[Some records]
◇ ◇ ◇ ◇
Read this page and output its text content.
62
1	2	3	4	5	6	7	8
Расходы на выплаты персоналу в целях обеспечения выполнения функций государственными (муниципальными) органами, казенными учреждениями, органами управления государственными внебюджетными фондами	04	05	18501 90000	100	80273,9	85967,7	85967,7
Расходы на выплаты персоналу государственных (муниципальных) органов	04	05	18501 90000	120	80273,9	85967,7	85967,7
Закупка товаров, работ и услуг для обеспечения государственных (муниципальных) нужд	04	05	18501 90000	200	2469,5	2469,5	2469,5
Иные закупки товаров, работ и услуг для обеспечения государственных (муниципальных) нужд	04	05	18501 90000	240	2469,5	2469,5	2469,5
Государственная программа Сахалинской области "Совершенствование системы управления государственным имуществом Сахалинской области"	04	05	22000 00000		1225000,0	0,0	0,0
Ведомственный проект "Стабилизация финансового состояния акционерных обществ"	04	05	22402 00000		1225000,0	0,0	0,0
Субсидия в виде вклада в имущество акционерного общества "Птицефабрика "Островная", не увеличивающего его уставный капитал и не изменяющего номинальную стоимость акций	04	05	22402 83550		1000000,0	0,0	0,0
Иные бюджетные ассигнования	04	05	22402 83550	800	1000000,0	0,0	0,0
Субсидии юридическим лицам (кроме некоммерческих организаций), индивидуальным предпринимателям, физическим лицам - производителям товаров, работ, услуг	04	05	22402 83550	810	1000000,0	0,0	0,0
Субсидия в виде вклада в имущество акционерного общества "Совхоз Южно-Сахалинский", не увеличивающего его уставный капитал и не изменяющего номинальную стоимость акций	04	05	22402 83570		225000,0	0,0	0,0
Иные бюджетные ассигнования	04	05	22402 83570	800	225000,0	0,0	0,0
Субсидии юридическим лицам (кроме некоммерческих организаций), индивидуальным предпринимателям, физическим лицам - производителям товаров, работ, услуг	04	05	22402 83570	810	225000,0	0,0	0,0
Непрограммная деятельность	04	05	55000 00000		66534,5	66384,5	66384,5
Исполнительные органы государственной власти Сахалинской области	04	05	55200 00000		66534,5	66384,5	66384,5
◇ ◇ ◇ ◇
▶ _Exercise goal_
Pick out the lines containing the string "Расходы" and show them.

▶ _Solution to this problem_
Расходы на выплаты персоналу в целях обеспечения выполнения функций государственными (муниципальными) органами, казенными учреждениями, органами управления государственными внебюджетными фондами	04	05	18501 90000	100	80273,9	85967,7	85967,7
Расходы на выплаты персоналу государственных (муниципальных) органов	04	05	18501 90000	120	80273,9	85967,7	85967,7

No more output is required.